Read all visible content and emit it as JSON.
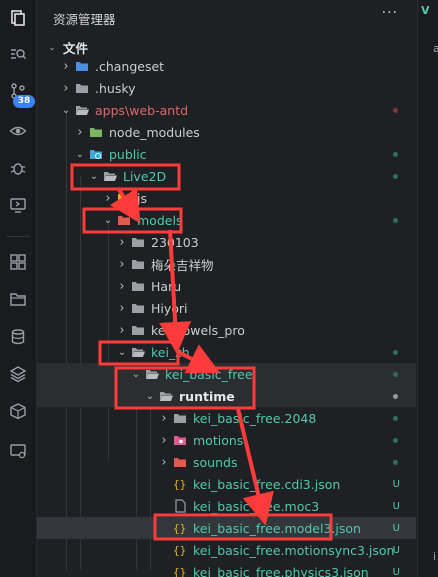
{
  "explorer": {
    "title": "资源管理器",
    "more": "···",
    "root": "文件"
  },
  "activity": {
    "badge": "38"
  },
  "editor": {
    "tab_letter": "V",
    "char_top": "a",
    "char_bottom": "i"
  },
  "colors": {
    "accent": "#3b82f6",
    "annotation_red": "#ff3b3b",
    "untracked_green": "#4ec9b0",
    "folder_yellow": "#e6b422",
    "folder_grey": "#9aa0a6"
  },
  "tree": [
    {
      "label": ".changeset",
      "depth": 1,
      "chev": "›",
      "icon": "folder-blue",
      "color": "#cccccc"
    },
    {
      "label": ".husky",
      "depth": 1,
      "chev": "›",
      "icon": "folder-grey",
      "color": "#cccccc"
    },
    {
      "label": "apps\\web-antd",
      "depth": 1,
      "chev": "⌄",
      "icon": "folder-open-grey",
      "color": "#d86a6a",
      "dot": "#7a3a3a"
    },
    {
      "label": "node_modules",
      "depth": 2,
      "chev": "›",
      "icon": "folder-green",
      "color": "#cccccc"
    },
    {
      "label": "public",
      "depth": 2,
      "chev": "⌄",
      "icon": "folder-globe",
      "color": "#4ec9b0",
      "dot": "#2f6e5f"
    },
    {
      "label": "Live2D",
      "depth": 3,
      "chev": "⌄",
      "icon": "folder-open-grey",
      "color": "#4ec9b0",
      "dot": "#2f6e5f"
    },
    {
      "label": "js",
      "depth": 4,
      "chev": "›",
      "icon": "folder-yellow",
      "color": "#cccccc"
    },
    {
      "label": "models",
      "depth": 4,
      "chev": "⌄",
      "icon": "folder-red",
      "color": "#4ec9b0",
      "dot": "#2f6e5f"
    },
    {
      "label": "230103",
      "depth": 5,
      "chev": "›",
      "icon": "folder-grey",
      "color": "#cccccc"
    },
    {
      "label": "梅朵吉祥物",
      "depth": 5,
      "chev": "›",
      "icon": "folder-grey",
      "color": "#cccccc"
    },
    {
      "label": "Haru",
      "depth": 5,
      "chev": "›",
      "icon": "folder-grey",
      "color": "#cccccc"
    },
    {
      "label": "Hiyori",
      "depth": 5,
      "chev": "›",
      "icon": "folder-grey",
      "color": "#cccccc"
    },
    {
      "label": "kei_vowels_pro",
      "depth": 5,
      "chev": "›",
      "icon": "folder-grey",
      "color": "#cccccc"
    },
    {
      "label": "kei_zh",
      "depth": 5,
      "chev": "⌄",
      "icon": "folder-open-grey",
      "color": "#4ec9b0",
      "dot": "#2f6e5f"
    },
    {
      "label": "kei_basic_free",
      "depth": 6,
      "chev": "⌄",
      "icon": "folder-open-grey",
      "color": "#4ec9b0",
      "dot": "#2f6e5f",
      "hover": true
    },
    {
      "label": "runtime",
      "depth": 7,
      "chev": "⌄",
      "icon": "folder-open-grey",
      "color": "#e8e8e8",
      "bold": true,
      "dot": "#9a9a9a",
      "hover": true
    },
    {
      "label": "kei_basic_free.2048",
      "depth": 8,
      "chev": "›",
      "icon": "folder-grey",
      "color": "#4ec9b0",
      "dot": "#2f6e5f"
    },
    {
      "label": "motions",
      "depth": 8,
      "chev": "›",
      "icon": "folder-pink",
      "color": "#4ec9b0",
      "dot": "#2f6e5f"
    },
    {
      "label": "sounds",
      "depth": 8,
      "chev": "›",
      "icon": "folder-red",
      "color": "#4ec9b0",
      "dot": "#2f6e5f"
    },
    {
      "label": "kei_basic_free.cdi3.json",
      "depth": 8,
      "icon": "json",
      "color": "#4ec9b0",
      "status": "U"
    },
    {
      "label": "kei_basic_free.moc3",
      "depth": 8,
      "icon": "file",
      "color": "#4ec9b0",
      "status": "U"
    },
    {
      "label": "kei_basic_free.model3.json",
      "depth": 8,
      "icon": "json",
      "color": "#4ec9b0",
      "status": "U",
      "selected": true
    },
    {
      "label": "kei_basic_free.motionsync3.json",
      "depth": 8,
      "icon": "json",
      "color": "#4ec9b0",
      "status": "U"
    },
    {
      "label": "kei_basic_free.physics3.json",
      "depth": 8,
      "icon": "json",
      "color": "#4ec9b0",
      "status": "U"
    }
  ]
}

The problem – From the entries, copy out each line containing the word "true".

Final result –
      "hover": true
      "bold": true,
      "hover": true
      "selected": true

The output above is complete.